### EXERCISE AIM
Work out the number of lines with "диетология" in them. Reply with that number and no other words.

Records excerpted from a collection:
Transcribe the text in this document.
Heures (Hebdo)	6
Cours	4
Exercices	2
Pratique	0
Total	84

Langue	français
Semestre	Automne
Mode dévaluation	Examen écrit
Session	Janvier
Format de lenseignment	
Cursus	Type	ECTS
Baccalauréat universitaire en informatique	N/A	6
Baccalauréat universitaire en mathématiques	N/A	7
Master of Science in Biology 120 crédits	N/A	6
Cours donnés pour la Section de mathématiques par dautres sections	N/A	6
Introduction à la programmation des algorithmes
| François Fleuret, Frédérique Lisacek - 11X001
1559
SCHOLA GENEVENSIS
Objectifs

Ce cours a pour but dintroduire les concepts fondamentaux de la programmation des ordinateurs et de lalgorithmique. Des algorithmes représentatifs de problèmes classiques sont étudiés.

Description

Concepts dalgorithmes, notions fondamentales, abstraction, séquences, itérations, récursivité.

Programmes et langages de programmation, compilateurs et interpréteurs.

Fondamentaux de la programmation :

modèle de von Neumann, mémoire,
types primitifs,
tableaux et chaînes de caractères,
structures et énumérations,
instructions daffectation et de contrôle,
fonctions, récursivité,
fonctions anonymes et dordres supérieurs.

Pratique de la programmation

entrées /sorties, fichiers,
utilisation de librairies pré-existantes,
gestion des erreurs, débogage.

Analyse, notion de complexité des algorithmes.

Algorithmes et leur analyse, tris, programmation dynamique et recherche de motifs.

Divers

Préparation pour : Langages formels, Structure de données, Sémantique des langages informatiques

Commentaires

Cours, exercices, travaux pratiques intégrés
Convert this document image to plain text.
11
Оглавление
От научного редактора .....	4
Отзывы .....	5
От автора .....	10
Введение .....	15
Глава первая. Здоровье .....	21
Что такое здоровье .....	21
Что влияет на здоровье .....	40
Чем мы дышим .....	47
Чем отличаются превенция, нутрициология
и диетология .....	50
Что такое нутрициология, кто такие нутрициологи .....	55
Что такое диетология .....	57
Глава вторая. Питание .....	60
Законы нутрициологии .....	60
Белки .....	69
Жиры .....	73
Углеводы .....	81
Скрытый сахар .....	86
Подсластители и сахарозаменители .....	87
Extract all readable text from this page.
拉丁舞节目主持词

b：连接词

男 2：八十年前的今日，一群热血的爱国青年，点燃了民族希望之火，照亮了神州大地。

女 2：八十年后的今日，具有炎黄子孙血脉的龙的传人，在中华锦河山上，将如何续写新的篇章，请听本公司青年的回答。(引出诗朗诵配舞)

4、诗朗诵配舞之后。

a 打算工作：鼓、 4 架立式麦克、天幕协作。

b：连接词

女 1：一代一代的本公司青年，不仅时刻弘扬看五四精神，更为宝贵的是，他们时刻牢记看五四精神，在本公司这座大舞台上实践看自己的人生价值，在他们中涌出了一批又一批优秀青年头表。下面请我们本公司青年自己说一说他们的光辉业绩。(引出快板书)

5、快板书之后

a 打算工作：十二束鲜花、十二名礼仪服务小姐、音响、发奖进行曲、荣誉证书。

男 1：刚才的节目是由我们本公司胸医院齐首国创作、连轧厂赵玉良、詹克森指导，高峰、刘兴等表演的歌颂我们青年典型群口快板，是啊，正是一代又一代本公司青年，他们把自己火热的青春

### SOLUTION TO THIS PROBLEM
2